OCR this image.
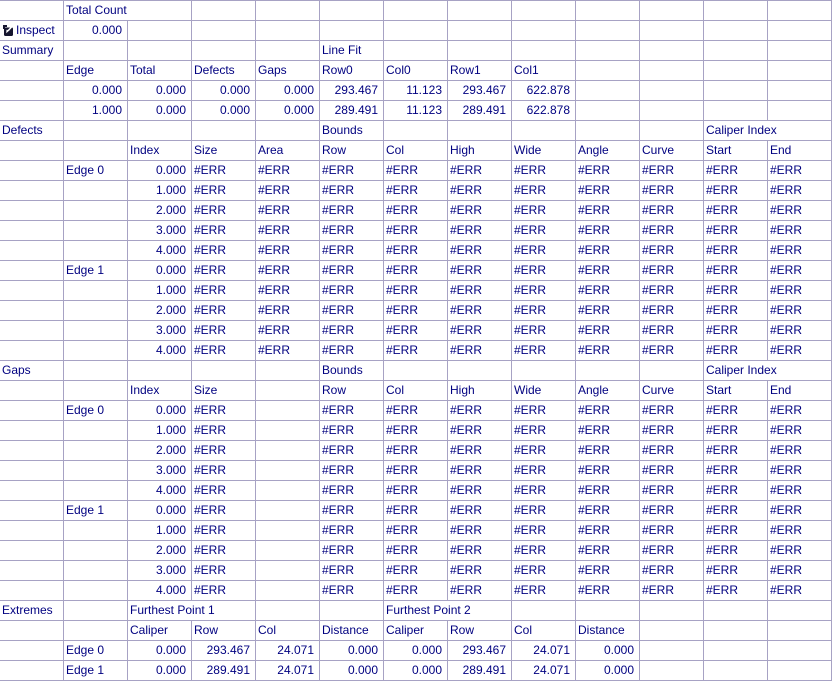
Total Count
Inspect	0.000
Summary	Line Fit
Edge	Total	Defects Gaps	Row0	Col0	Row1	Col1
0.000	0.000	0.000	0.000 293.467 11.123 293.467 622.878
1.000	0.000	0.000	0.000 289.491 11.123 289.491 622.878
Defects	Bounds	Caliper Index
Index	Size	Area	Row	Col	High	Wide	Angle	Curve	Start	End
Edge 0	0.000 #ERR	#ERR	#ERR	#ERR	#ERR	#ERR	#ERR	#ERR	#ERR	#ERR
1.000 #ERR	#ERR	#ERR	#ERR	#ERR	#ERR	#ERR	#ERR	#ERR	#ERR
2.000 #ERR	#ERR	#ERR	#ERR	#ERR	#ERR	#ERR	#ERR	#ERR	#ERR
3.000 #ERR	#ERR	#ERR	#ERR	#ERR	#ERR	#ERR	#ERR	#ERR	#ERR
4.000 #ERR	#ERR	#ERR	#ERR	#ERR	#ERR	#ERR	#ERR	#ERR	#ERR
Edge 1	0.000 #ERR	#ERR	#ERR	#ERR	#ERR	#ERR	#ERR	#ERR	#ERR	#ERR
1.000 #ERR	#ERR	#ERR	#ERR	#ERR	#ERR	#ERR	#ERR	#ERR	#ERR
2.000 #ERR	#ERR	#ERR	#ERR	#ERR	#ERR	#ERR	#ERR	#ERR	#ERR
3.000 #ERR	#ERR	#ERR	#ERR	#ERR	#ERR	#ERR	#ERR	#ERR	#ERR
4.000 #ERR	#ERR	#ERR	#ERR	#ERR	#ERR	#ERR	#ERR	#ERR	#ERR
Gaps	Bounds	Caliper Index
Index	Size	Row	Col	High	Wide	Angle	Curve	Start	End
Edge 0	0.000 #ERR	#ERR	#ERR	#ERR	#ERR	#ERR	#ERR	#ERR	#ERR
1.000 #ERR	#ERR	#ERR	#ERR	#ERR	#ERR	#ERR	#ERR	#ERR
2.000 #ERR	#ERR	#ERR	#ERR	#ERR	#ERR	#ERR	#ERR	#ERR
3.000 #ERR	#ERR	#ERR	#ERR	#ERR	#ERR	#ERR	#ERR	#ERR
4.000 #ERR	#ERR	#ERR	#ERR	#ERR	#ERR	#ERR	#ERR	#ERR
Edge 1	0.000 #ERR	#ERR	#ERR	#ERR	#ERR	#ERR	#ERR	#ERR	#ERR
1.000 #ERR	#ERR	#ERR	#ERR	#ERR	#ERR	#ERR	#ERR	#ERR
2.000 #ERR	#ERR	#ERR	#ERR	#ERR	#ERR	#ERR	#ERR	#ERR
3.000 #ERR	#ERR	#ERR	#ERR	#ERR	#ERR	#ERR	#ERR	#ERR
4.000 #ERR	#ERR	#ERR	#ERR	#ERR	#ERR	#ERR	#ERR	#ERR
Extremes	Furthest Point 1	Furthest Point 2
Caliper Row	Col	Distance Caliper Row	Col	Distance
Edge 0	0.000 293.467 24.071	0.000	0.000 293.467 24.071	0.000
Edge 1	0.000 289.491 24.071	0.000	0.000 289.491 24.071	0.000
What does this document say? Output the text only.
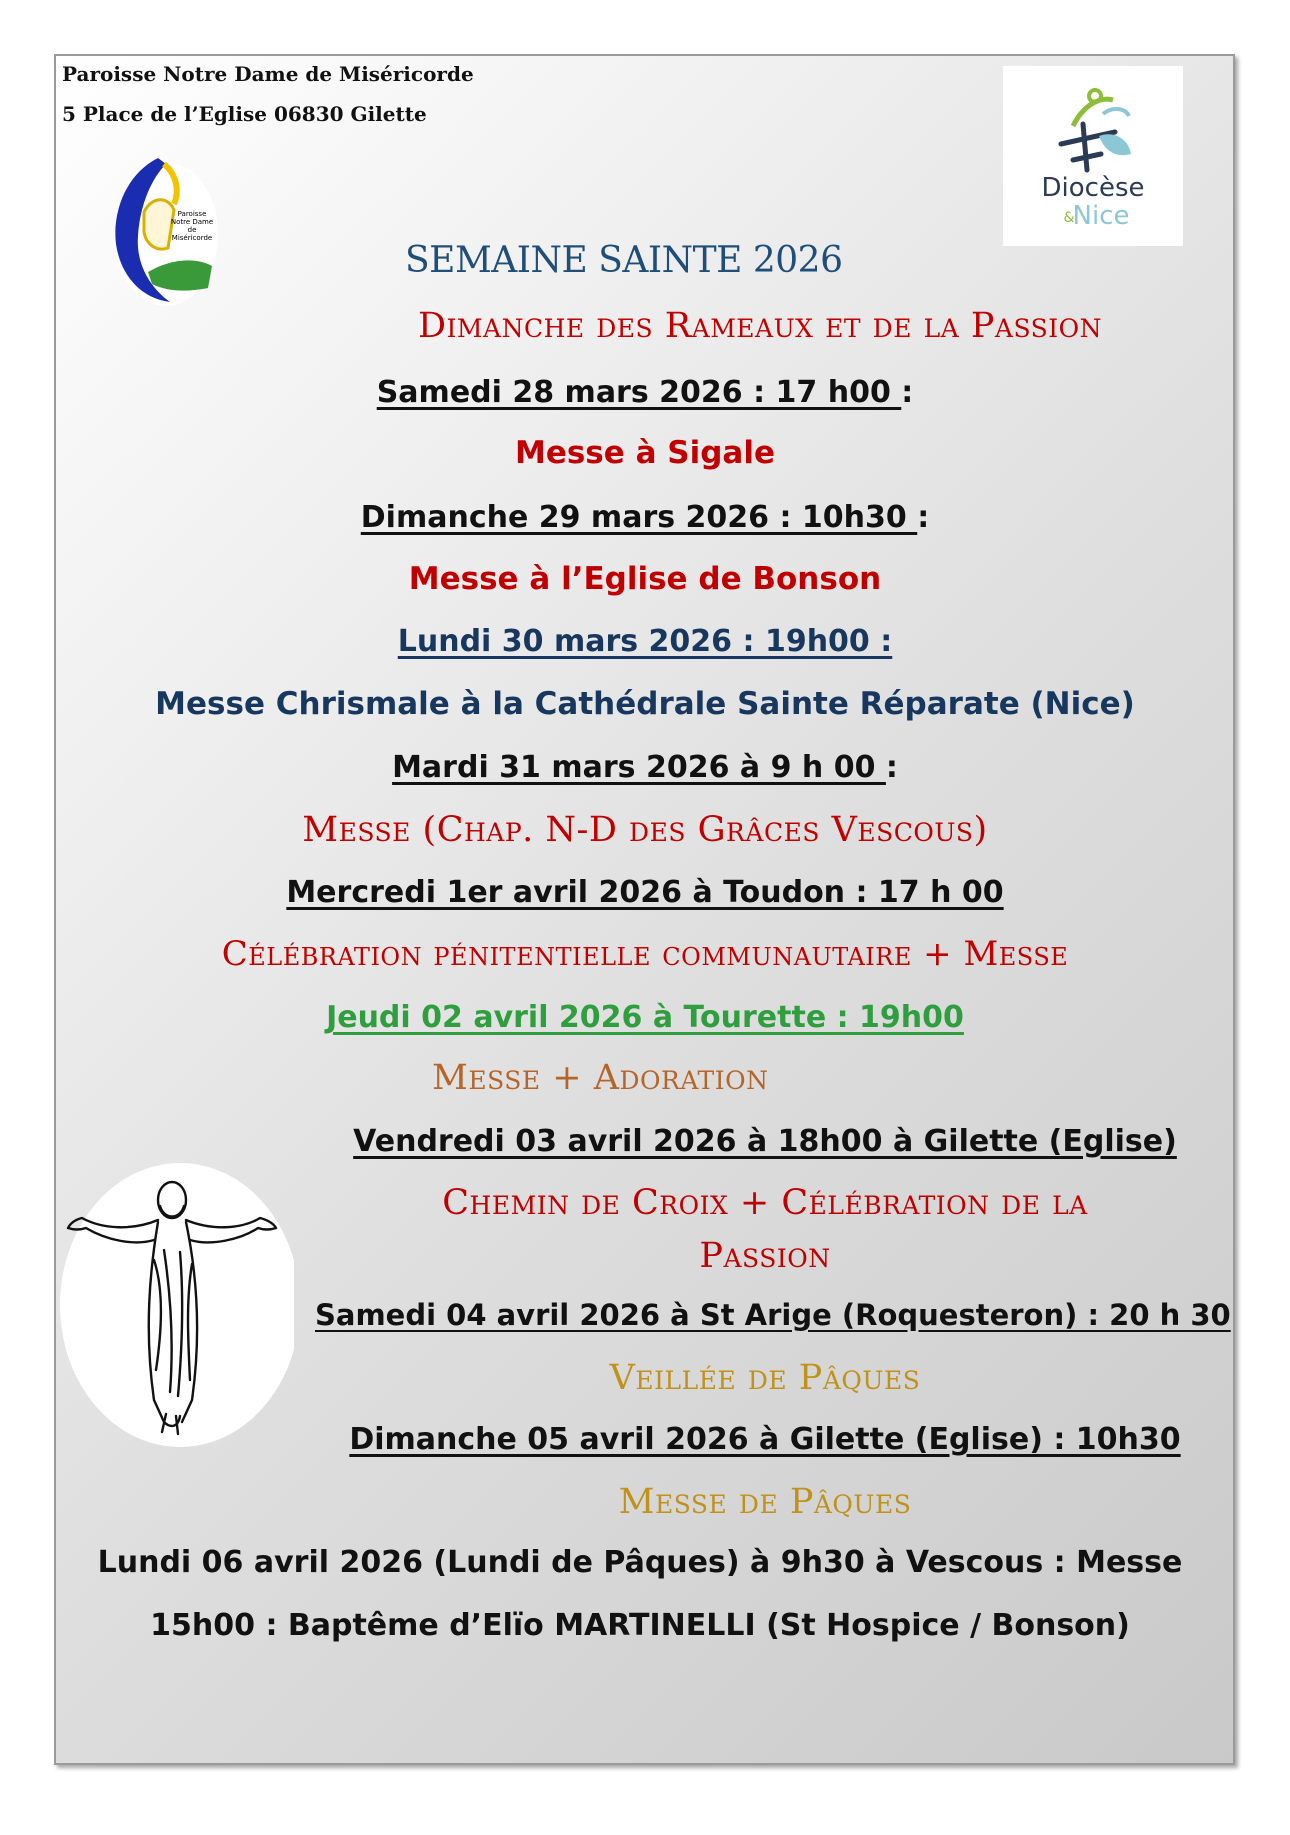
Paroisse Notre Dame de Miséricorde
5 Place de l’Eglise 06830 Gilette
Paroisse
Notre Dame
de
Miséricorde
Diocèse
&
Nice
SEMAINE SAINTE 2026
Dimanche des Rameaux et de la Passion
Samedi 28 mars 2026 : 17 h00 :
Messe à Sigale
Dimanche 29 mars 2026 : 10h30 :
Messe à l’Eglise de Bonson
Lundi 30 mars 2026 : 19h00 :
Messe Chrismale à la Cathédrale Sainte Réparate (Nice)
Mardi 31 mars 2026 à 9 h 00 :
Messe (Chap. N-D des Grâces Vescous)
Mercredi 1er avril 2026 à Toudon : 17 h 00
Célébration pénitentielle communautaire + Messe
Jeudi 02 avril 2026 à Tourette : 19h00
Messe + Adoration
Vendredi 03 avril 2026 à 18h00 à Gilette (Eglise)
Chemin de Croix + Célébration de la
Passion
Samedi 04 avril 2026 à St Arige (Roquesteron) : 20 h 30
Veillée de Pâques
Dimanche 05 avril 2026 à Gilette (Eglise) : 10h30
Messe de Pâques
Lundi 06 avril 2026 (Lundi de Pâques) à 9h30 à Vescous : Messe
15h00 : Baptême d’Elïo MARTINELLI (St Hospice / Bonson)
----------
** Goal of the exercise **
All of the material above needs to be restated exactly, with no pictures.

** Solution **
OCR this image.
Total Count
Inspect	0.000
Summary	Line Fit
Edge	Total	Defects Gaps	Row0	Col0	Row1	Col1
0.000	0.000	0.000	0.000 293.467 11.123 293.467 622.878
1.000	0.000	0.000	0.000 289.491 11.123 289.491 622.878
Defects	Bounds	Caliper Index
Index	Size	Area	Row	Col	High	Wide	Angle	Curve	Start	End
Edge 0	0.000 #ERR	#ERR	#ERR	#ERR	#ERR	#ERR	#ERR	#ERR	#ERR	#ERR
1.000 #ERR	#ERR	#ERR	#ERR	#ERR	#ERR	#ERR	#ERR	#ERR	#ERR
2.000 #ERR	#ERR	#ERR	#ERR	#ERR	#ERR	#ERR	#ERR	#ERR	#ERR
3.000 #ERR	#ERR	#ERR	#ERR	#ERR	#ERR	#ERR	#ERR	#ERR	#ERR
4.000 #ERR	#ERR	#ERR	#ERR	#ERR	#ERR	#ERR	#ERR	#ERR	#ERR
Edge 1	0.000 #ERR	#ERR	#ERR	#ERR	#ERR	#ERR	#ERR	#ERR	#ERR	#ERR
1.000 #ERR	#ERR	#ERR	#ERR	#ERR	#ERR	#ERR	#ERR	#ERR	#ERR
2.000 #ERR	#ERR	#ERR	#ERR	#ERR	#ERR	#ERR	#ERR	#ERR	#ERR
3.000 #ERR	#ERR	#ERR	#ERR	#ERR	#ERR	#ERR	#ERR	#ERR	#ERR
4.000 #ERR	#ERR	#ERR	#ERR	#ERR	#ERR	#ERR	#ERR	#ERR	#ERR
Gaps	Bounds	Caliper Index
Index	Size	Row	Col	High	Wide	Angle	Curve	Start	End
Edge 0	0.000 #ERR	#ERR	#ERR	#ERR	#ERR	#ERR	#ERR	#ERR	#ERR
1.000 #ERR	#ERR	#ERR	#ERR	#ERR	#ERR	#ERR	#ERR	#ERR
2.000 #ERR	#ERR	#ERR	#ERR	#ERR	#ERR	#ERR	#ERR	#ERR
3.000 #ERR	#ERR	#ERR	#ERR	#ERR	#ERR	#ERR	#ERR	#ERR
4.000 #ERR	#ERR	#ERR	#ERR	#ERR	#ERR	#ERR	#ERR	#ERR
Edge 1	0.000 #ERR	#ERR	#ERR	#ERR	#ERR	#ERR	#ERR	#ERR	#ERR
1.000 #ERR	#ERR	#ERR	#ERR	#ERR	#ERR	#ERR	#ERR	#ERR
2.000 #ERR	#ERR	#ERR	#ERR	#ERR	#ERR	#ERR	#ERR	#ERR
3.000 #ERR	#ERR	#ERR	#ERR	#ERR	#ERR	#ERR	#ERR	#ERR
4.000 #ERR	#ERR	#ERR	#ERR	#ERR	#ERR	#ERR	#ERR	#ERR
Extremes	Furthest Point 1	Furthest Point 2
Caliper Row	Col	Distance Caliper Row	Col	Distance
Edge 0	0.000 293.467 24.071	0.000	0.000 293.467 24.071	0.000
Edge 1	0.000 289.491 24.071	0.000	0.000 289.491 24.071	0.000
What does this document say? Output the text only.
Paroisse Notre Dame de Miséricorde
5 Place de l’Eglise 06830 Gilette
Paroisse
Notre Dame
de
Miséricorde
Diocèse
&
Nice
SEMAINE SAINTE 2026
Dimanche des Rameaux et de la Passion
Samedi 28 mars 2026 : 17 h00 :
Messe à Sigale
Dimanche 29 mars 2026 : 10h30 :
Messe à l’Eglise de Bonson
Lundi 30 mars 2026 : 19h00 :
Messe Chrismale à la Cathédrale Sainte Réparate (Nice)
Mardi 31 mars 2026 à 9 h 00 :
Messe (Chap. N-D des Grâces Vescous)
Mercredi 1er avril 2026 à Toudon : 17 h 00
Célébration pénitentielle communautaire + Messe
Jeudi 02 avril 2026 à Tourette : 19h00
Messe + Adoration
Vendredi 03 avril 2026 à 18h00 à Gilette (Eglise)
Chemin de Croix + Célébration de la
Passion
Samedi 04 avril 2026 à St Arige (Roquesteron) : 20 h 30
Veillée de Pâques
Dimanche 05 avril 2026 à Gilette (Eglise) : 10h30
Messe de Pâques
Lundi 06 avril 2026 (Lundi de Pâques) à 9h30 à Vescous : Messe
15h00 : Baptême d’Elïo MARTINELLI (St Hospice / Bonson)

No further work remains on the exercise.